Inside vs outside mount curtains
Inside mount means the rod sits inside the window casing. Outside mount means the rod sits on the wall above the window. The two looks are quite different.
Inside mount is the choice when the window casing is beautiful enough to display, or when wall space above the window is limited. The tradeoff is reduced fullness — the casing limits how much fabric you can gather. Outside mount lets you go to 2.5× or 3× fullness and is the default for most living and sleeping rooms.
How to measure a window
For outside mount, measure the window width plus 8 to 12 inches on each side, and the height from the rod position to where you want the hem. The rod typically goes 4 to 6 inches above the window trim — higher if you want the window to feel taller. For inside mount, measure the inside dimensions of the casing at three points and use the smallest.
Windows in pre-1980 homes are rarely the same width top and bottom. Take three measurements (top, middle, bottom) and use the smallest for inside mounts. For outside mount, this matters less — the rod hides any wall imperfections. A level is more important than precise measurements when installing on a wavy wall.
Standard ready-made panel sizes
Ready-made panels at US retailers (West Elm, Pottery Barn, Crate & Barrel, Target, IKEA) come in standard widths of 50 to 54 inches and standard lengths of 63, 84, 95, 108, and 120 inches. Two panels paired on a window give a total width of 100 to 108 inches, which covers an outside-mount rod up to about 50 inches at 2× fullness.
Length picks up at 84 inches for a standard 8-foot ceiling with an above-window mount, 95 inches for a 9-foot ceiling, and 108 inches for a 10-foot ceiling. Round up if your measurement falls between sizes — a hem is easy to shorten, but you cannot add length. For non-standard heights, custom drapery starts around three times the price of ready-made.
Hanging higher and wider
Two tricks change how a window looks without changing the window itself. Mounting the rod higher than the trim makes the window appear taller. Mounting it wider on the sides — and letting the panels stop just past the window glass — makes the window appear wider. Both work because the eye reads the rod-to-rod span as the window.

# # # #

Activity list ->
1. Copy out the part of the curtain guide that opens with the words containing "How to measure" and closes with "a wavy wall.".
2. List every standard length that the curtain guide gives for ready-made panels.
3. Carry on the curtain guide from its final sentence.

# # # #

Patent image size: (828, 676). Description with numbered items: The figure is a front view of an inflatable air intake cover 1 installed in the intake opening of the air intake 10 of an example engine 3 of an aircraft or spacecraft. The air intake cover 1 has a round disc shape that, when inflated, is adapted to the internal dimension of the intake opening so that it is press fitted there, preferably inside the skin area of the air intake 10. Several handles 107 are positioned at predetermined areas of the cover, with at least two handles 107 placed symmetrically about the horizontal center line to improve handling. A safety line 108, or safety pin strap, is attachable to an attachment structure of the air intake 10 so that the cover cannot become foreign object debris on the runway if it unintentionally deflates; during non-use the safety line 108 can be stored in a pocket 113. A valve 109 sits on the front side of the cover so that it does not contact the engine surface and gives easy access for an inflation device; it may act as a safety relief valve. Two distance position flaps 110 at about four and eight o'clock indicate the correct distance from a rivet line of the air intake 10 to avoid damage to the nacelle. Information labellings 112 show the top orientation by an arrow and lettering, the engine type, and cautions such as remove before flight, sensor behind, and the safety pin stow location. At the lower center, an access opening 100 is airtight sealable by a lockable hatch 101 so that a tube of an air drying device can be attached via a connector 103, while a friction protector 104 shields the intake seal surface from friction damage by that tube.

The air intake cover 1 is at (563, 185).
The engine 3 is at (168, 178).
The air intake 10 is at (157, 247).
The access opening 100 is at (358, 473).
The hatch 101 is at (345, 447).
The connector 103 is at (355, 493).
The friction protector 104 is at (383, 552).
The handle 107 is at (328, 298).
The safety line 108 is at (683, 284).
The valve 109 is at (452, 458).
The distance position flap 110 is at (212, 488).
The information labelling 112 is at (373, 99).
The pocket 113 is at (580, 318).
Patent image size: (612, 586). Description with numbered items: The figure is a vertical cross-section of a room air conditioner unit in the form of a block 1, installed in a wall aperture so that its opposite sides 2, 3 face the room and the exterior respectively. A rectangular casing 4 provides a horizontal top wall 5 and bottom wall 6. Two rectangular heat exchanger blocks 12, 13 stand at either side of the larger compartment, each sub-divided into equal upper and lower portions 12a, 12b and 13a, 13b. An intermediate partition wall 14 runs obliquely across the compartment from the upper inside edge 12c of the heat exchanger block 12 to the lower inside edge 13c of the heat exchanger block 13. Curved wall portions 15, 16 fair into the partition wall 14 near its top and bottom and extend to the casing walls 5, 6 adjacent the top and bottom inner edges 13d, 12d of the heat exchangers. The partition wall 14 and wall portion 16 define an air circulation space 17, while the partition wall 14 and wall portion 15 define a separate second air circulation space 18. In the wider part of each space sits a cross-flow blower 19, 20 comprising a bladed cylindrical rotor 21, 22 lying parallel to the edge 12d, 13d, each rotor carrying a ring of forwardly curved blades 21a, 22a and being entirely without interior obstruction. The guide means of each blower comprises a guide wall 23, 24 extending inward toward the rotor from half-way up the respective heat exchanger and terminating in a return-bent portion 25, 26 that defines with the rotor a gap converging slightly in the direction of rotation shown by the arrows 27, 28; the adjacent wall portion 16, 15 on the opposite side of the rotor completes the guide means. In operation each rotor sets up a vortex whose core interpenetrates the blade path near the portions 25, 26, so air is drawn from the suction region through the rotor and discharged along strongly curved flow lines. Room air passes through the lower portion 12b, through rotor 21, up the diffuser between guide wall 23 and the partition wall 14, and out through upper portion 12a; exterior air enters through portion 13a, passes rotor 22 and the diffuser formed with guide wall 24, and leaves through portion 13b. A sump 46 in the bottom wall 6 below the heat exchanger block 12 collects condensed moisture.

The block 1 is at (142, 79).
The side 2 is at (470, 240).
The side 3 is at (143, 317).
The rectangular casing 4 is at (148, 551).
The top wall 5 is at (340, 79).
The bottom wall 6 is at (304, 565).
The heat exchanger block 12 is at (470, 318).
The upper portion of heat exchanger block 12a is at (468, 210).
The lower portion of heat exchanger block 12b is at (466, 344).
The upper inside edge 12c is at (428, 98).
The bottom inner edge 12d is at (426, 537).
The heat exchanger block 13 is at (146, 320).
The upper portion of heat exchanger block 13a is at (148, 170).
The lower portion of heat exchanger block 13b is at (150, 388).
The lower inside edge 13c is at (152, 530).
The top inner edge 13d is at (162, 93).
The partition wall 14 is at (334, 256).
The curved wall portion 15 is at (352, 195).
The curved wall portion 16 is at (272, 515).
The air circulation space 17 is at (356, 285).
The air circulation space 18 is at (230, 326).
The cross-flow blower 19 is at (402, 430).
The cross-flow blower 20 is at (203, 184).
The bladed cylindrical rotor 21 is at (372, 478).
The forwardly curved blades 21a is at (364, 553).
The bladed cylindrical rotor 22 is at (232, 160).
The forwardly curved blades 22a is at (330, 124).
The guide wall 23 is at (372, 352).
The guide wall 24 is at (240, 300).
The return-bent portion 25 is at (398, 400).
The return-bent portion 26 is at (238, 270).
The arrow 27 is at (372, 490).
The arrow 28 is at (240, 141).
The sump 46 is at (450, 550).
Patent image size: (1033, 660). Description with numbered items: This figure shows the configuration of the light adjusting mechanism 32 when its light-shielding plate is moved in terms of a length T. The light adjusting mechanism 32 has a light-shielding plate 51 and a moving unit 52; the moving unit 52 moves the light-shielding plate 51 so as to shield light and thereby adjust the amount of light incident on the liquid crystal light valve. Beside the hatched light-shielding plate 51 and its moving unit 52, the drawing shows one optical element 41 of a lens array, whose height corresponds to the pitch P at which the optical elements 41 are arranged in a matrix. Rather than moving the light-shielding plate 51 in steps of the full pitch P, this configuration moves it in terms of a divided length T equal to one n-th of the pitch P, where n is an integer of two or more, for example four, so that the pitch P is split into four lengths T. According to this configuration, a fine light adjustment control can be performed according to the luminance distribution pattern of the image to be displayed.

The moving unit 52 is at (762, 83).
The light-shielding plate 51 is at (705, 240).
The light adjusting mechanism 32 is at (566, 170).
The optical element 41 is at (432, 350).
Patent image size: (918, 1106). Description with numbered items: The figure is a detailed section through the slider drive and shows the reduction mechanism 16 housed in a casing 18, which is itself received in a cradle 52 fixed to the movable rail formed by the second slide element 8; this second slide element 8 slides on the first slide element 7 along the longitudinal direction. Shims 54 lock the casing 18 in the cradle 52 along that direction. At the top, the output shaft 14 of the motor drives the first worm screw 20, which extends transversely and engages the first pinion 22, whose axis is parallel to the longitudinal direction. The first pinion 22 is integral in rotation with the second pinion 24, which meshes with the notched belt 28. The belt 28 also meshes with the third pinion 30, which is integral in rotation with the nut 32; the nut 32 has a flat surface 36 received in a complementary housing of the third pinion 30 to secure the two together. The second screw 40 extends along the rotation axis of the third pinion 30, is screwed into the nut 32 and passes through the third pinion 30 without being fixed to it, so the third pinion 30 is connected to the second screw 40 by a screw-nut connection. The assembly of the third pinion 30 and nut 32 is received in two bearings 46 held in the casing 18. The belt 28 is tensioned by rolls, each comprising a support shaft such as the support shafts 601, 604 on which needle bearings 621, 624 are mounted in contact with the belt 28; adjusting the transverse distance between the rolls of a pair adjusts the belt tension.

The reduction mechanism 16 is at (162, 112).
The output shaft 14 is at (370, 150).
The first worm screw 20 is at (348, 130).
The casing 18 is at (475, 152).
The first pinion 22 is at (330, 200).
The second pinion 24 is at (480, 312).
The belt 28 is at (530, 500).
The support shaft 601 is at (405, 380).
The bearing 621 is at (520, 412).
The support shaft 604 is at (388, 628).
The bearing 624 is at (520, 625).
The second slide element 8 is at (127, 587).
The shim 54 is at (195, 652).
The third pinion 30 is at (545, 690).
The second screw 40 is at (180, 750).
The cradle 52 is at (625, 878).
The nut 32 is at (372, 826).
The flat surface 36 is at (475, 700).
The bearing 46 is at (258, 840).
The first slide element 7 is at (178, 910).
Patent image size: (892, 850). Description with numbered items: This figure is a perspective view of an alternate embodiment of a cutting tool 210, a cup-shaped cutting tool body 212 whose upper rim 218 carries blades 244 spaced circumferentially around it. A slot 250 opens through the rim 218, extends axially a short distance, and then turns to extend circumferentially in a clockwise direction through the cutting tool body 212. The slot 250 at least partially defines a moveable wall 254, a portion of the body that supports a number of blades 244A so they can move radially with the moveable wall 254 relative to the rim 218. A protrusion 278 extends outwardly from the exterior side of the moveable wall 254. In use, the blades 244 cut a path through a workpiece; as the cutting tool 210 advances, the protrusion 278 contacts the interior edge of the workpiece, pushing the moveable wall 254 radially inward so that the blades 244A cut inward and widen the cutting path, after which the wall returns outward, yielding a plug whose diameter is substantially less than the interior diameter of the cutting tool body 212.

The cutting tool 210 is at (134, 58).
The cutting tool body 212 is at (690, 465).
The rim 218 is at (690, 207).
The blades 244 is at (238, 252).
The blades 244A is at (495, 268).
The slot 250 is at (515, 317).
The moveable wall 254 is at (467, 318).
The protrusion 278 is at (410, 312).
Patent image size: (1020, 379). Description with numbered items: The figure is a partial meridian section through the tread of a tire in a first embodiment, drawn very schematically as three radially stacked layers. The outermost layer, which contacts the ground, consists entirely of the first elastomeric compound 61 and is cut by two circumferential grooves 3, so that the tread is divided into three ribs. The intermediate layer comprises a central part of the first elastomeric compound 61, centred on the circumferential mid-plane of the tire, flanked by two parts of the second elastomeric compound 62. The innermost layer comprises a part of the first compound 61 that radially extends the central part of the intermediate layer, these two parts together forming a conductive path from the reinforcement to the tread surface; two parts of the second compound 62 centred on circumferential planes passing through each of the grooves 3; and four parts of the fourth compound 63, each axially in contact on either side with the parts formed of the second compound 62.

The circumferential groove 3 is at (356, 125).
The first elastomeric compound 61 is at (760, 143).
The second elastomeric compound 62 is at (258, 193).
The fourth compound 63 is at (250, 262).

# # # #

Expected responses ->
1.
How to measure a window
For outside mount, measure the window width plus 8 to 12 inches on each side, and the height from the rod position to where you want the hem. The rod typically goes 4 to 6 inches above the window trim — higher if you want the window to feel taller. For inside mount, measure the inside dimensions of the casing at three points and use the smallest.
Windows in pre-1980 homes are rarely the same width top and bottom. Take three measurements (top, middle, bottom) and use the smallest for inside mounts. For outside mount, this matters less — the rod hides any wall imperfections. A level is more important than precise measurements when installing on a wavy wall.

2. 63 inches, 84 inches, 95 inches, 108 inches, and 120 inches.

3.
For the tall trick, mount the rod halfway between the window and the ceiling. For the wide trick, plan 8 to 12 inches of overlap per side. Together, they can make a small awkward window read as a large balanced one. The calculator's outside-mount option includes both adjustments by default.
If you have an oddly small window in a room with high ceilings, hang the rod close to the ceiling and let floor-length panels frame the wall, not just the window. The space between the top of the window and the rod stays hidden by fabric, and the window reads as much larger.
Curtain size mistakes to avoid
Three mistakes account for most curtain regret. First: panels exactly the window width. This is the look that makes curtains feel cheap. Second: rod at the same height as the window trim. The window looks shorter than it is. Third: hem floating four inches above the floor. This is the "high-water" look — usually the result of buying the next size down to save money.
A fourth, less obvious one: heavy fabric at high fullness. Velvet at 3× fullness is impressive in a hotel ballroom and impossible to draw in a normal bedroom. Match the fullness to the fabric weight. Sheers and cottons take 2× to 3×. Linens and lined cottons take 2× to 2.5×. Velvets and blackout fabrics take 1.5× to 2×.
The Victorians popularized heavy curtains with deep folds as a sign of wealth — fabric was expensive, and 3× fullness signaled that you could afford it. The convention survived the disappearance of fabric scarcity. Modern interior designers still call 2.5× or 3× fullness "Victorian" or "formal," and 1.5× or 2× "modern" or "casual," even though the actual fabric cost difference has become negligible.